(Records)

>> START

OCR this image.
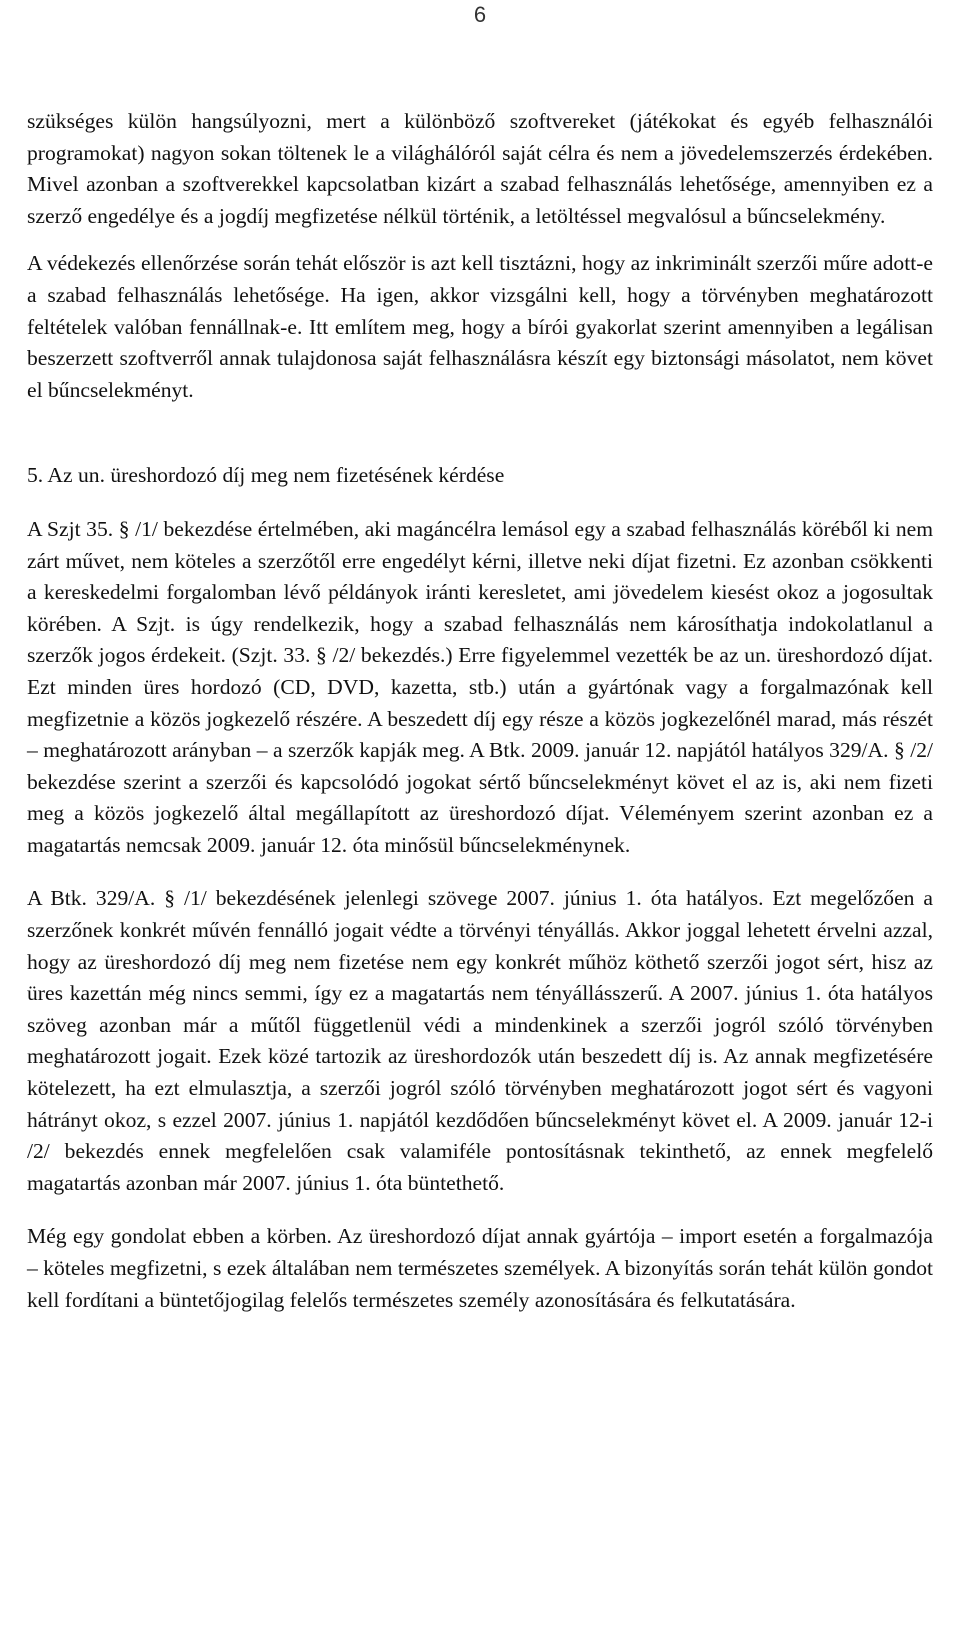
6

szükséges külön hangsúlyozni, mert a különböző szoftvereket (játékokat és egyéb felhasználói programokat) nagyon sokan töltenek le a világhálóról saját célra és nem a jövedelemszerzés érdekében. Mivel azonban a szoftverekkel kapcsolatban kizárt a szabad felhasználás lehetősége, amennyiben ez a szerző engedélye és a jogdíj megfizetése nélkül történik, a letöltéssel megvalósul a bűncselekmény.

A védekezés ellenőrzése során tehát először is azt kell tisztázni, hogy az inkriminált szerzői műre adott-e a szabad felhasználás lehetősége. Ha igen, akkor vizsgálni kell, hogy a törvényben meghatározott feltételek valóban fennállnak-e. Itt említem meg, hogy a bírói gyakorlat szerint amennyiben a legálisan beszerzett szoftverről annak tulajdonosa saját felhasználásra készít egy biztonsági másolatot, nem követ el bűncselekményt.

5. Az un. üreshordozó díj meg nem fizetésének kérdése

A Szjt 35. § /1/ bekezdése értelmében, aki magáncélra lemásol egy a szabad felhasználás köréből ki nem zárt művet, nem köteles a szerzőtől erre engedélyt kérni, illetve neki díjat fizetni. Ez azonban csökkenti a kereskedelmi forgalomban lévő példányok iránti keresletet, ami jövedelem kiesést okoz a jogosultak körében. A Szjt. is úgy rendelkezik, hogy a szabad felhasználás nem károsíthatja indokolatlanul a szerzők jogos érdekeit. (Szjt. 33. § /2/ bekezdés.) Erre figyelemmel vezették be az un. üreshordozó díjat. Ezt minden üres hordozó (CD, DVD, kazetta, stb.) után a gyártónak vagy a forgalmazónak kell megfizetnie a közös jogkezelő részére. A beszedett díj egy része a közös jogkezelőnél marad, más részét – meghatározott arányban – a szerzők kapják meg. A Btk. 2009. január 12. napjától hatályos 329/A. § /2/ bekezdése szerint a szerzői és kapcsolódó jogokat sértő bűncselekményt követ el az is, aki nem fizeti meg a közös jogkezelő által megállapított az üreshordozó díjat. Véleményem szerint azonban ez a magatartás nemcsak 2009. január 12. óta minősül bűncselekménynek.

A Btk. 329/A. § /1/ bekezdésének jelenlegi szövege 2007. június 1. óta hatályos. Ezt megelőzően a szerzőnek konkrét művén fennálló jogait védte a törvényi tényállás. Akkor joggal lehetett érvelni azzal, hogy az üreshordozó díj meg nem fizetése nem egy konkrét műhöz köthető szerzői jogot sért, hisz az üres kazettán még nincs semmi, így ez a magatartás nem tényállásszerű. A 2007. június 1. óta hatályos szöveg azonban már a műtől függetlenül védi a mindenkinek a szerzői jogról szóló törvényben meghatározott jogait. Ezek közé tartozik az üreshordozók után beszedett díj is. Az annak megfizetésére kötelezett, ha ezt elmulasztja, a szerzői jogról szóló törvényben meghatározott jogot sért és vagyoni hátrányt okoz, s ezzel 2007. június 1. napjától kezdődően bűncselekményt követ el. A 2009. január 12-i /2/ bekezdés ennek megfelelően csak valamiféle pontosításnak tekinthető, az ennek megfelelő magatartás azonban már 2007. június 1. óta büntethető.

Még egy gondolat ebben a körben. Az üreshordozó díjat annak gyártója – import esetén a forgalmazója – köteles megfizetni, s ezek általában nem természetes személyek. A bizonyítás során tehát külön gondot kell fordítani a büntetőjogilag felelős természetes személy azonosítására és felkutatására.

>> END

## WRITTEN INSTRUCTION
Repeat all of the records verbatim, leaving out the pictures.

## SOLUTION FOR THIS TASK
OCR this image.
6

szükséges külön hangsúlyozni, mert a különböző szoftvereket (játékokat és egyéb felhasználói programokat) nagyon sokan töltenek le a világhálóról saját célra és nem a jövedelemszerzés érdekében. Mivel azonban a szoftverekkel kapcsolatban kizárt a szabad felhasználás lehetősége, amennyiben ez a szerző engedélye és a jogdíj megfizetése nélkül történik, a letöltéssel megvalósul a bűncselekmény.

A védekezés ellenőrzése során tehát először is azt kell tisztázni, hogy az inkriminált szerzői műre adott-e a szabad felhasználás lehetősége. Ha igen, akkor vizsgálni kell, hogy a törvényben meghatározott feltételek valóban fennállnak-e. Itt említem meg, hogy a bírói gyakorlat szerint amennyiben a legálisan beszerzett szoftverről annak tulajdonosa saját felhasználásra készít egy biztonsági másolatot, nem követ el bűncselekményt.

5. Az un. üreshordozó díj meg nem fizetésének kérdése

A Szjt 35. § /1/ bekezdése értelmében, aki magáncélra lemásol egy a szabad felhasználás köréből ki nem zárt művet, nem köteles a szerzőtől erre engedélyt kérni, illetve neki díjat fizetni. Ez azonban csökkenti a kereskedelmi forgalomban lévő példányok iránti keresletet, ami jövedelem kiesést okoz a jogosultak körében. A Szjt. is úgy rendelkezik, hogy a szabad felhasználás nem károsíthatja indokolatlanul a szerzők jogos érdekeit. (Szjt. 33. § /2/ bekezdés.) Erre figyelemmel vezették be az un. üreshordozó díjat. Ezt minden üres hordozó (CD, DVD, kazetta, stb.) után a gyártónak vagy a forgalmazónak kell megfizetnie a közös jogkezelő részére. A beszedett díj egy része a közös jogkezelőnél marad, más részét – meghatározott arányban – a szerzők kapják meg. A Btk. 2009. január 12. napjától hatályos 329/A. § /2/ bekezdése szerint a szerzői és kapcsolódó jogokat sértő bűncselekményt követ el az is, aki nem fizeti meg a közös jogkezelő által megállapított az üreshordozó díjat. Véleményem szerint azonban ez a magatartás nemcsak 2009. január 12. óta minősül bűncselekménynek.

A Btk. 329/A. § /1/ bekezdésének jelenlegi szövege 2007. június 1. óta hatályos. Ezt megelőzően a szerzőnek konkrét művén fennálló jogait védte a törvényi tényállás. Akkor joggal lehetett érvelni azzal, hogy az üreshordozó díj meg nem fizetése nem egy konkrét műhöz köthető szerzői jogot sért, hisz az üres kazettán még nincs semmi, így ez a magatartás nem tényállásszerű. A 2007. június 1. óta hatályos szöveg azonban már a műtől függetlenül védi a mindenkinek a szerzői jogról szóló törvényben meghatározott jogait. Ezek közé tartozik az üreshordozók után beszedett díj is. Az annak megfizetésére kötelezett, ha ezt elmulasztja, a szerzői jogról szóló törvényben meghatározott jogot sért és vagyoni hátrányt okoz, s ezzel 2007. június 1. napjától kezdődően bűncselekményt követ el. A 2009. január 12-i /2/ bekezdés ennek megfelelően csak valamiféle pontosításnak tekinthető, az ennek megfelelő magatartás azonban már 2007. június 1. óta büntethető.

Még egy gondolat ebben a körben. Az üreshordozó díjat annak gyártója – import esetén a forgalmazója – köteles megfizetni, s ezek általában nem természetes személyek. A bizonyítás során tehát külön gondot kell fordítani a büntetőjogilag felelős természetes személy azonosítására és felkutatására.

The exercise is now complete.